[Saved data entries]
# # # #
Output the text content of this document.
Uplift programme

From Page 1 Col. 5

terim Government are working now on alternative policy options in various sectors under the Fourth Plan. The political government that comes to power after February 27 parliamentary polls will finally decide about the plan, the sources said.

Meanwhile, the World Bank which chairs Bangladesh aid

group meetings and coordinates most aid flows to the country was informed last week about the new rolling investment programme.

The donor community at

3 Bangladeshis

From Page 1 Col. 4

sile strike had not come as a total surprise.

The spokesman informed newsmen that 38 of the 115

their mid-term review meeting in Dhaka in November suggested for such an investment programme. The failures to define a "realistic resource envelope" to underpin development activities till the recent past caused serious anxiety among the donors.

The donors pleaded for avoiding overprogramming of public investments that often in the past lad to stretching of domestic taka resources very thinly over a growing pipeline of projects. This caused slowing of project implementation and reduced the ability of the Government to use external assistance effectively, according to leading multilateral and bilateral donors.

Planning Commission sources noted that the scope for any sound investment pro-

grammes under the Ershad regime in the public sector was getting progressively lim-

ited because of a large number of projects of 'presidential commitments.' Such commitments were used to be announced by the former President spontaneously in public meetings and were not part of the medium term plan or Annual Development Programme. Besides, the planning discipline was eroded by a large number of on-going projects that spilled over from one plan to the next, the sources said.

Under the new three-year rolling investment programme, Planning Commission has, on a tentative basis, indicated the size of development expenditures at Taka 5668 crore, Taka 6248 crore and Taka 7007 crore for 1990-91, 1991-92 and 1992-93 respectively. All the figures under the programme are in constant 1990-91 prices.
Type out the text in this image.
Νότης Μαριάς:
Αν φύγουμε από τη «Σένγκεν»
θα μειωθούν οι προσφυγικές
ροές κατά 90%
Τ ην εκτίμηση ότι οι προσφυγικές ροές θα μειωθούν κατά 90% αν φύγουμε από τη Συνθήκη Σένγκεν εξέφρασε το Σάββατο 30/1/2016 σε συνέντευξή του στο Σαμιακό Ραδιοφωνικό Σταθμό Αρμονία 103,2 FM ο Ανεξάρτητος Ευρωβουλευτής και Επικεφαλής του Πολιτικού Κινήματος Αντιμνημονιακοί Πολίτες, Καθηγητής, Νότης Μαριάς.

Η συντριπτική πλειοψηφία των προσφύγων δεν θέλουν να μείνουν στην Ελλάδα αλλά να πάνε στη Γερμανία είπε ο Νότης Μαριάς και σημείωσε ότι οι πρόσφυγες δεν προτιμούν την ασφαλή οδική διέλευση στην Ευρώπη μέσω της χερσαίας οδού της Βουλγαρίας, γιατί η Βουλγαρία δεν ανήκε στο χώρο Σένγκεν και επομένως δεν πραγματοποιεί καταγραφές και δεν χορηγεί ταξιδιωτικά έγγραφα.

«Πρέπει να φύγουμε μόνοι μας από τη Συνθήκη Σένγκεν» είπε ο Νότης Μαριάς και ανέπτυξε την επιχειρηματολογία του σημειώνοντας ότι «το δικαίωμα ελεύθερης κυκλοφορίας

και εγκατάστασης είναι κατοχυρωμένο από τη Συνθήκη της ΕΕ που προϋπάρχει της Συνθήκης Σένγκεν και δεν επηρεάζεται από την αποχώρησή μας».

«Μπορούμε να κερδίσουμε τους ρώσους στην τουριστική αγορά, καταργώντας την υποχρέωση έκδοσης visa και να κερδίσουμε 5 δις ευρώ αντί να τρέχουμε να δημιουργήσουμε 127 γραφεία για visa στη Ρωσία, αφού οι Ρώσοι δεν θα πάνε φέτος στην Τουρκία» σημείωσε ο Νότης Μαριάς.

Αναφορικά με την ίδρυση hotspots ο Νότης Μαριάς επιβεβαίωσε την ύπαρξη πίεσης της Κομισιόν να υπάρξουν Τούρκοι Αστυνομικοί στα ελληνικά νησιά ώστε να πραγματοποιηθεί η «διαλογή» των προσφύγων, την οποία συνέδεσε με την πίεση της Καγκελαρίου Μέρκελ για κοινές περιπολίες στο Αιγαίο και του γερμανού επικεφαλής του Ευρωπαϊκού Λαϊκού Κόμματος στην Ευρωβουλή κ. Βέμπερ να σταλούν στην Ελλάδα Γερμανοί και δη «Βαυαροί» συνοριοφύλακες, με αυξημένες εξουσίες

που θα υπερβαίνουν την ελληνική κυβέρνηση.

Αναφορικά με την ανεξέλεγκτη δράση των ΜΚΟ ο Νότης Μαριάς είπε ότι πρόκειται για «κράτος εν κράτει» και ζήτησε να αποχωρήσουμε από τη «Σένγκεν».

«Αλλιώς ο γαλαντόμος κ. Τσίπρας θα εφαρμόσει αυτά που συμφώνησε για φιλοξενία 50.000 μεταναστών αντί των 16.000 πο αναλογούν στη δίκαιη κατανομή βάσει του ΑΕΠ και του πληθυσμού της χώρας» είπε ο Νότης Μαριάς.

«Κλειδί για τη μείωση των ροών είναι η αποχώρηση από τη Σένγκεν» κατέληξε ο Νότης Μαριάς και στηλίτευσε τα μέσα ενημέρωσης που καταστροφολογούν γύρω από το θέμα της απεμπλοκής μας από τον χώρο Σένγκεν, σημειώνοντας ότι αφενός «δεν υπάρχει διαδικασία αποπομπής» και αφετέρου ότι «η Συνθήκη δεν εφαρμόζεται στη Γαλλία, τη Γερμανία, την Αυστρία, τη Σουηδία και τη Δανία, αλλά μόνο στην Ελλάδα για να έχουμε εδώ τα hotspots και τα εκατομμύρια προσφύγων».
# # # #
[PROMPT]:
Could you quote the material above in full, exactly as it stands?

[OUTPUT OF THE TASK]:
Output the text content of this document.
Uplift programme

From Page 1 Col. 5

terim Government are working now on alternative policy options in various sectors under the Fourth Plan. The political government that comes to power after February 27 parliamentary polls will finally decide about the plan, the sources said.

Meanwhile, the World Bank which chairs Bangladesh aid

group meetings and coordinates most aid flows to the country was informed last week about the new rolling investment programme.

The donor community at

3 Bangladeshis

From Page 1 Col. 4

sile strike had not come as a total surprise.

The spokesman informed newsmen that 38 of the 115

their mid-term review meeting in Dhaka in November suggested for such an investment programme. The failures to define a "realistic resource envelope" to underpin development activities till the recent past caused serious anxiety among the donors.

The donors pleaded for avoiding overprogramming of public investments that often in the past lad to stretching of domestic taka resources very thinly over a growing pipeline of projects. This caused slowing of project implementation and reduced the ability of the Government to use external assistance effectively, according to leading multilateral and bilateral donors.

Planning Commission sources noted that the scope for any sound investment pro-

grammes under the Ershad regime in the public sector was getting progressively lim-

ited because of a large number of projects of 'presidential commitments.' Such commitments were used to be announced by the former President spontaneously in public meetings and were not part of the medium term plan or Annual Development Programme. Besides, the planning discipline was eroded by a large number of on-going projects that spilled over from one plan to the next, the sources said.

Under the new three-year rolling investment programme, Planning Commission has, on a tentative basis, indicated the size of development expenditures at Taka 5668 crore, Taka 6248 crore and Taka 7007 crore for 1990-91, 1991-92 and 1992-93 respectively. All the figures under the programme are in constant 1990-91 prices.
Type out the text in this image.
Νότης Μαριάς:
Αν φύγουμε από τη «Σένγκεν»
θα μειωθούν οι προσφυγικές
ροές κατά 90%
Τ ην εκτίμηση ότι οι προσφυγικές ροές θα μειωθούν κατά 90% αν φύγουμε από τη Συνθήκη Σένγκεν εξέφρασε το Σάββατο 30/1/2016 σε συνέντευξή του στο Σαμιακό Ραδιοφωνικό Σταθμό Αρμονία 103,2 FM ο Ανεξάρτητος Ευρωβουλευτής και Επικεφαλής του Πολιτικού Κινήματος Αντιμνημονιακοί Πολίτες, Καθηγητής, Νότης Μαριάς.

Η συντριπτική πλειοψηφία των προσφύγων δεν θέλουν να μείνουν στην Ελλάδα αλλά να πάνε στη Γερμανία είπε ο Νότης Μαριάς και σημείωσε ότι οι πρόσφυγες δεν προτιμούν την ασφαλή οδική διέλευση στην Ευρώπη μέσω της χερσαίας οδού της Βουλγαρίας, γιατί η Βουλγαρία δεν ανήκε στο χώρο Σένγκεν και επομένως δεν πραγματοποιεί καταγραφές και δεν χορηγεί ταξιδιωτικά έγγραφα.

«Πρέπει να φύγουμε μόνοι μας από τη Συνθήκη Σένγκεν» είπε ο Νότης Μαριάς και ανέπτυξε την επιχειρηματολογία του σημειώνοντας ότι «το δικαίωμα ελεύθερης κυκλοφορίας

και εγκατάστασης είναι κατοχυρωμένο από τη Συνθήκη της ΕΕ που προϋπάρχει της Συνθήκης Σένγκεν και δεν επηρεάζεται από την αποχώρησή μας».

«Μπορούμε να κερδίσουμε τους ρώσους στην τουριστική αγορά, καταργώντας την υποχρέωση έκδοσης visa και να κερδίσουμε 5 δις ευρώ αντί να τρέχουμε να δημιουργήσουμε 127 γραφεία για visa στη Ρωσία, αφού οι Ρώσοι δεν θα πάνε φέτος στην Τουρκία» σημείωσε ο Νότης Μαριάς.

Αναφορικά με την ίδρυση hotspots ο Νότης Μαριάς επιβεβαίωσε την ύπαρξη πίεσης της Κομισιόν να υπάρξουν Τούρκοι Αστυνομικοί στα ελληνικά νησιά ώστε να πραγματοποιηθεί η «διαλογή» των προσφύγων, την οποία συνέδεσε με την πίεση της Καγκελαρίου Μέρκελ για κοινές περιπολίες στο Αιγαίο και του γερμανού επικεφαλής του Ευρωπαϊκού Λαϊκού Κόμματος στην Ευρωβουλή κ. Βέμπερ να σταλούν στην Ελλάδα Γερμανοί και δη «Βαυαροί» συνοριοφύλακες, με αυξημένες εξουσίες

που θα υπερβαίνουν την ελληνική κυβέρνηση.

Αναφορικά με την ανεξέλεγκτη δράση των ΜΚΟ ο Νότης Μαριάς είπε ότι πρόκειται για «κράτος εν κράτει» και ζήτησε να αποχωρήσουμε από τη «Σένγκεν».

«Αλλιώς ο γαλαντόμος κ. Τσίπρας θα εφαρμόσει αυτά που συμφώνησε για φιλοξενία 50.000 μεταναστών αντί των 16.000 πο αναλογούν στη δίκαιη κατανομή βάσει του ΑΕΠ και του πληθυσμού της χώρας» είπε ο Νότης Μαριάς.

«Κλειδί για τη μείωση των ροών είναι η αποχώρηση από τη Σένγκεν» κατέληξε ο Νότης Μαριάς και στηλίτευσε τα μέσα ενημέρωσης που καταστροφολογούν γύρω από το θέμα της απεμπλοκής μας από τον χώρο Σένγκεν, σημειώνοντας ότι αφενός «δεν υπάρχει διαδικασία αποπομπής» και αφετέρου ότι «η Συνθήκη δεν εφαρμόζεται στη Γαλλία, τη Γερμανία, την Αυστρία, τη Σουηδία και τη Δανία, αλλά μόνο στην Ελλάδα για να έχουμε εδώ τα hotspots και τα εκατομμύρια προσφύγων».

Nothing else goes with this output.